# GIVEN TASK
Return every line of the items verbatim, from the first line through the line that contains "wrap-around-label: 环绕(A) [260,345,299,358]", including that line.

# RECORDS PROVIDED
***
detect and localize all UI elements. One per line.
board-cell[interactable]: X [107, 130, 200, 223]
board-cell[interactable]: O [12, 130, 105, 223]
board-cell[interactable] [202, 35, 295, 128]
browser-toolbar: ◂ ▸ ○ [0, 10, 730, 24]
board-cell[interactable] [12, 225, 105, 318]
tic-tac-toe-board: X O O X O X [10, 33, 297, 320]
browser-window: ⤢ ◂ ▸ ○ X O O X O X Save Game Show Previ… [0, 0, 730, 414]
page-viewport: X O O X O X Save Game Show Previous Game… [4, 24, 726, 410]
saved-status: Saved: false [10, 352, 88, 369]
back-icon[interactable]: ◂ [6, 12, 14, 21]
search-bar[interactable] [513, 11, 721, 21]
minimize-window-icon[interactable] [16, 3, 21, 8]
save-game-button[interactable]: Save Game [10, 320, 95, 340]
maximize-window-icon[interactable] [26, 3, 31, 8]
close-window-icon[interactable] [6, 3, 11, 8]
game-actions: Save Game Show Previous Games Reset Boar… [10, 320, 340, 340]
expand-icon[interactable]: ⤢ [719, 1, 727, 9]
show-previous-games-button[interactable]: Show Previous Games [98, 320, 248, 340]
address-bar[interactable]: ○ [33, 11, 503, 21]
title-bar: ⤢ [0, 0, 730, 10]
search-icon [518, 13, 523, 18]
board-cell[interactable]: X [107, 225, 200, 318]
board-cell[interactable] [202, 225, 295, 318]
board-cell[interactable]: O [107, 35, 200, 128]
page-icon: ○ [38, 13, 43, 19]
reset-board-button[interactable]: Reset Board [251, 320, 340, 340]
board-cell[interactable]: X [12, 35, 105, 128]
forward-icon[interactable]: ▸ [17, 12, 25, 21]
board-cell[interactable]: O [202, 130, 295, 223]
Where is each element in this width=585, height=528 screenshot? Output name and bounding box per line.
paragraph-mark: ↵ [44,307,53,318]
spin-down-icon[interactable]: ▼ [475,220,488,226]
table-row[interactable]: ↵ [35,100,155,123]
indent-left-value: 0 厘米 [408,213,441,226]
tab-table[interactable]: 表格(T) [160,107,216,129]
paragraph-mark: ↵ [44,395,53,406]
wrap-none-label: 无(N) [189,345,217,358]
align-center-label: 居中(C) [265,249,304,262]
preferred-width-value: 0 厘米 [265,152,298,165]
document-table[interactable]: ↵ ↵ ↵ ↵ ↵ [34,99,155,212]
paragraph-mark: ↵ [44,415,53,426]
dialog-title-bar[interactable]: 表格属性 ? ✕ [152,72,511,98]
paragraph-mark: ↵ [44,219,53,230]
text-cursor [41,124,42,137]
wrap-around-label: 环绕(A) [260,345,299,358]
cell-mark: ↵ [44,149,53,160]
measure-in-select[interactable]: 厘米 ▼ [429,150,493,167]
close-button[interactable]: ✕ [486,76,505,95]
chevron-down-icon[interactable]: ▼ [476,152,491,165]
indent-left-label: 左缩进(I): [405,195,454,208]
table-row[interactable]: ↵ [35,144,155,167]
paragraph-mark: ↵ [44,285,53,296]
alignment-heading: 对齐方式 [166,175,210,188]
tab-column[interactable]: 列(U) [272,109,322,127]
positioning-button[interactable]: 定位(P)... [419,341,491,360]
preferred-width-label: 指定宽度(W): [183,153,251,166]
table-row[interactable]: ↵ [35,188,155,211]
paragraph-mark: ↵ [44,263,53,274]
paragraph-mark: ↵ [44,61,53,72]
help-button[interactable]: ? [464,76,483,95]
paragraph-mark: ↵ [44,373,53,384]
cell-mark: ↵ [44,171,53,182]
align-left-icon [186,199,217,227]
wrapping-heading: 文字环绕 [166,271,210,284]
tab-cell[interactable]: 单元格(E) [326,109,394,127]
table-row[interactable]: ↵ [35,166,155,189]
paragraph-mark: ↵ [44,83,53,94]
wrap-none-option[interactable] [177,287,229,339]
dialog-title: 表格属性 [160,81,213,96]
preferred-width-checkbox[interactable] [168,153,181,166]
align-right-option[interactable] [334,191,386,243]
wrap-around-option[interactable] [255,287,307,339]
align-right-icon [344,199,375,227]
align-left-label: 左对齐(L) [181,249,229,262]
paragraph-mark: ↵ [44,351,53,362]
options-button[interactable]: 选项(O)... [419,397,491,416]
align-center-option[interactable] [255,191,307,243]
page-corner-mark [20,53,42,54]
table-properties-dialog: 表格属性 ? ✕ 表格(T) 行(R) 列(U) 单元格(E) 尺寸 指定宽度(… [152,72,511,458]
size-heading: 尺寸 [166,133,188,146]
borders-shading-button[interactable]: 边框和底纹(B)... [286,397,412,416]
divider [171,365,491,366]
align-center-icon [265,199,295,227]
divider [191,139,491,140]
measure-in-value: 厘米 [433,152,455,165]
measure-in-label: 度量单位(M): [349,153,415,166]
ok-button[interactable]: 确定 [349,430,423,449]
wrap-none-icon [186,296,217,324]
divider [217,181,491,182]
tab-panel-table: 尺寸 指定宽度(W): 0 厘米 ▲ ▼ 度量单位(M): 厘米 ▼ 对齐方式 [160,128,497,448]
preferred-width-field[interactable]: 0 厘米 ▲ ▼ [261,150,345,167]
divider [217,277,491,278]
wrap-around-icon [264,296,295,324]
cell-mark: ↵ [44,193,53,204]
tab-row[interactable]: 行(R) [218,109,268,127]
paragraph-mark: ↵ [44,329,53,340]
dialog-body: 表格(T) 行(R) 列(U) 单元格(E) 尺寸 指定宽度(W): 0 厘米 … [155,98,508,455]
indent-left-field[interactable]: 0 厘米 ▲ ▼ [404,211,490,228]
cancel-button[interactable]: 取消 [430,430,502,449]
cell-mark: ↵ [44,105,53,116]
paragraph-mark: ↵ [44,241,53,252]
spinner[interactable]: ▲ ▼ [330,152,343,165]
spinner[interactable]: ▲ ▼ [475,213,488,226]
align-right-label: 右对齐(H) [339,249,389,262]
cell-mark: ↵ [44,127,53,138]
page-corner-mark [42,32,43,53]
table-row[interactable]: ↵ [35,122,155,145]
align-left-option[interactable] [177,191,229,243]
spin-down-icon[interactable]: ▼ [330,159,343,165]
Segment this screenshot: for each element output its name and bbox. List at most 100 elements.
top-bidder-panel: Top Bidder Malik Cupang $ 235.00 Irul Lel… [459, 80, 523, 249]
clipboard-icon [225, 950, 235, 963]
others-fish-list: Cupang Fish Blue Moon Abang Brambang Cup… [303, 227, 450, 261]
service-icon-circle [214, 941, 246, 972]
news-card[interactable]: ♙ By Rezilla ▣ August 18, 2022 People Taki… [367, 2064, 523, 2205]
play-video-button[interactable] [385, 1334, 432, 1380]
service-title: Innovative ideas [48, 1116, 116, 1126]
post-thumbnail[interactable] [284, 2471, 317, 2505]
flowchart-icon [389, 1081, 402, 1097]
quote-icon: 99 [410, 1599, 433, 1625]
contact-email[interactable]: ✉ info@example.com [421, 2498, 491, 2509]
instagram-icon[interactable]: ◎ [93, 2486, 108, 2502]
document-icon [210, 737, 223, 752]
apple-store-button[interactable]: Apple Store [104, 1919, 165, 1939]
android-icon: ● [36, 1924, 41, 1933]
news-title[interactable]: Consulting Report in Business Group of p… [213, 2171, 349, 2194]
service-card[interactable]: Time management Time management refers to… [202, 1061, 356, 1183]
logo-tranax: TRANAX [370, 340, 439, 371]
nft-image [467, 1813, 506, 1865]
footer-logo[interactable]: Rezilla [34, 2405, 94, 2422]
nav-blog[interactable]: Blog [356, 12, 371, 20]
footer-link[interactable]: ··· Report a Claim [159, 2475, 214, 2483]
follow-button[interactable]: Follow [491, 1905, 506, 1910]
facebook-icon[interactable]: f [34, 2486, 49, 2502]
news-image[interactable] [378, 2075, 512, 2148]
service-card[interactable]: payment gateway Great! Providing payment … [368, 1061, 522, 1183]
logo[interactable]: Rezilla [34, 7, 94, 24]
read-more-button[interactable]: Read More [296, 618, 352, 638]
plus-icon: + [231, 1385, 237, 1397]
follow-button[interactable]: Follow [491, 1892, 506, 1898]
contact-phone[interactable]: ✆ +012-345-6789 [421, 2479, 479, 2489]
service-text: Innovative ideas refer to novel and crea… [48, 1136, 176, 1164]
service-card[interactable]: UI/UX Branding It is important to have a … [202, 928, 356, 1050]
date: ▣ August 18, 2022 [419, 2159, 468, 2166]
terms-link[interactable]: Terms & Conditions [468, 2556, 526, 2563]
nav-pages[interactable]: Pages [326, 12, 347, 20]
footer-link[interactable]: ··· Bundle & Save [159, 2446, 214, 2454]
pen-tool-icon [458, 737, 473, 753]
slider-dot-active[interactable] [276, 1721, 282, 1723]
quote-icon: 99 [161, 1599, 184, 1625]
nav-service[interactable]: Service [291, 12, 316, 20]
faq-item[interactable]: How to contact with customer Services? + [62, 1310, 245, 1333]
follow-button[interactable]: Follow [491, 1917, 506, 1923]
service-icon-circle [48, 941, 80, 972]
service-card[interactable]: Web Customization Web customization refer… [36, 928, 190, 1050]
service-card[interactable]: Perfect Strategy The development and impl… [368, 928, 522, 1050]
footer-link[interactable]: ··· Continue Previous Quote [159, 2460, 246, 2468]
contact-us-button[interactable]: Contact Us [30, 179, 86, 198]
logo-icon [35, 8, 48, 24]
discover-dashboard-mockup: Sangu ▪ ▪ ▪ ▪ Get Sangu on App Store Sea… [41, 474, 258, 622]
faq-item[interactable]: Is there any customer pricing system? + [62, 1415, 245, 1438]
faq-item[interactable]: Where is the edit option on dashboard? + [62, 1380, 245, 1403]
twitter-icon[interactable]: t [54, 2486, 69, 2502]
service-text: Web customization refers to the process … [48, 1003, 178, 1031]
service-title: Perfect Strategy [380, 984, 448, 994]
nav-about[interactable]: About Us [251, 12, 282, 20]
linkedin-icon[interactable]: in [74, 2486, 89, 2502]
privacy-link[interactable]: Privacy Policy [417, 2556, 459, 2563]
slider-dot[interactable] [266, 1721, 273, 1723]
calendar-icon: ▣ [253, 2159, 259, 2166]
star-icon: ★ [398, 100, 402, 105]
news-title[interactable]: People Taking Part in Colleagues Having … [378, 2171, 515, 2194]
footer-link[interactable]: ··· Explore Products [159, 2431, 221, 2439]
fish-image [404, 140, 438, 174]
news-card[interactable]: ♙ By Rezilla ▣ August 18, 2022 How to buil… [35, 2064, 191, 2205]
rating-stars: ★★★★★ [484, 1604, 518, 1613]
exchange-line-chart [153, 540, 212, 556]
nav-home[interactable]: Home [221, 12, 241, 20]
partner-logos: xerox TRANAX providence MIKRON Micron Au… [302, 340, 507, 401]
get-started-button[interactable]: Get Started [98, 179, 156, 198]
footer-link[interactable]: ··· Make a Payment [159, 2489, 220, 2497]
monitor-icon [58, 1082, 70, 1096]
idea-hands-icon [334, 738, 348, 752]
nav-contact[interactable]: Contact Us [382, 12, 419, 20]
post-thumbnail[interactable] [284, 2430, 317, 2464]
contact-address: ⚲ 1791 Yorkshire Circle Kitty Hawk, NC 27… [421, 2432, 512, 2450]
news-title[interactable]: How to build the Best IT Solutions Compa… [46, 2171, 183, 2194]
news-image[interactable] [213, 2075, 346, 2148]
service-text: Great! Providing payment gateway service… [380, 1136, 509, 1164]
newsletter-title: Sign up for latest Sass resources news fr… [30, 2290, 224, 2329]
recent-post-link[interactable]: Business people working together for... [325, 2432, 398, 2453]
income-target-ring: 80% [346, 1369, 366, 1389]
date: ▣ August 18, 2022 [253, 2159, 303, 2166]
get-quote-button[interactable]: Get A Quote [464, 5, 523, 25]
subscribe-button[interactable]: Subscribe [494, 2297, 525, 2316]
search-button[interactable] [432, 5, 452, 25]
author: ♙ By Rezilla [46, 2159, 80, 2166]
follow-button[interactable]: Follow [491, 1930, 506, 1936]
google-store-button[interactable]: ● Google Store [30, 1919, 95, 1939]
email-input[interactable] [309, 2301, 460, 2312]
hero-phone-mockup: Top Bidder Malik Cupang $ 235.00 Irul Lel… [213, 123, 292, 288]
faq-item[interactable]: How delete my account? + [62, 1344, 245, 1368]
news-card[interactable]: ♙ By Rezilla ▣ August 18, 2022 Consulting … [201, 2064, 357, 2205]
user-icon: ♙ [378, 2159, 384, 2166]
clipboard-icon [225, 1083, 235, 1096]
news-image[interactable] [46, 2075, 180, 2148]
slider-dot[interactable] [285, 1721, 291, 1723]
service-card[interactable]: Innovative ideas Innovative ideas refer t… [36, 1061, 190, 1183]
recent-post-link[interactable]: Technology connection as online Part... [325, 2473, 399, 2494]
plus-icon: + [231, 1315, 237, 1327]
***
# WRITTEN SOLUTION
detect and localize all UI elements. One per line.
board-cell[interactable]: X [107, 130, 200, 223]
board-cell[interactable]: O [12, 130, 105, 223]
board-cell[interactable] [202, 35, 295, 128]
browser-toolbar: ◂ ▸ ○ [0, 10, 730, 24]
board-cell[interactable] [12, 225, 105, 318]
tic-tac-toe-board: X O O X O X [10, 33, 297, 320]
browser-window: ⤢ ◂ ▸ ○ X O O X O X Save Game Show Previ… [0, 0, 730, 414]
page-viewport: X O O X O X Save Game Show Previous Game… [4, 24, 726, 410]
saved-status: Saved: false [10, 352, 88, 369]
back-icon[interactable]: ◂ [6, 12, 14, 21]
search-bar[interactable] [513, 11, 721, 21]
minimize-window-icon[interactable] [16, 3, 21, 8]
save-game-button[interactable]: Save Game [10, 320, 95, 340]
maximize-window-icon[interactable] [26, 3, 31, 8]
close-window-icon[interactable] [6, 3, 11, 8]
game-actions: Save Game Show Previous Games Reset Boar… [10, 320, 340, 340]
expand-icon[interactable]: ⤢ [719, 1, 727, 9]
show-previous-games-button[interactable]: Show Previous Games [98, 320, 248, 340]
address-bar[interactable]: ○ [33, 11, 503, 21]
title-bar: ⤢ [0, 0, 730, 10]
search-icon [518, 13, 523, 18]
board-cell[interactable]: X [107, 225, 200, 318]
board-cell[interactable] [202, 225, 295, 318]
board-cell[interactable]: O [107, 35, 200, 128]
page-icon: ○ [38, 13, 43, 19]
reset-board-button[interactable]: Reset Board [251, 320, 340, 340]
board-cell[interactable]: X [12, 35, 105, 128]
forward-icon[interactable]: ▸ [17, 12, 25, 21]
board-cell[interactable]: O [202, 130, 295, 223]
Where is each element in this width=585, height=528 screenshot? Output name and bounding box per line.
paragraph-mark: ↵ [44,307,53,318]
spin-down-icon[interactable]: ▼ [475,220,488,226]
table-row[interactable]: ↵ [35,100,155,123]
indent-left-value: 0 厘米 [408,213,441,226]
tab-table[interactable]: 表格(T) [160,107,216,129]
paragraph-mark: ↵ [44,395,53,406]
wrap-none-label: 无(N) [189,345,217,358]
align-center-label: 居中(C) [265,249,304,262]
preferred-width-value: 0 厘米 [265,152,298,165]
document-table[interactable]: ↵ ↵ ↵ ↵ ↵ [34,99,155,212]
paragraph-mark: ↵ [44,415,53,426]
dialog-title-bar[interactable]: 表格属性 ? ✕ [152,72,511,98]
paragraph-mark: ↵ [44,219,53,230]
text-cursor [41,124,42,137]
wrap-around-label: 环绕(A) [260,345,299,358]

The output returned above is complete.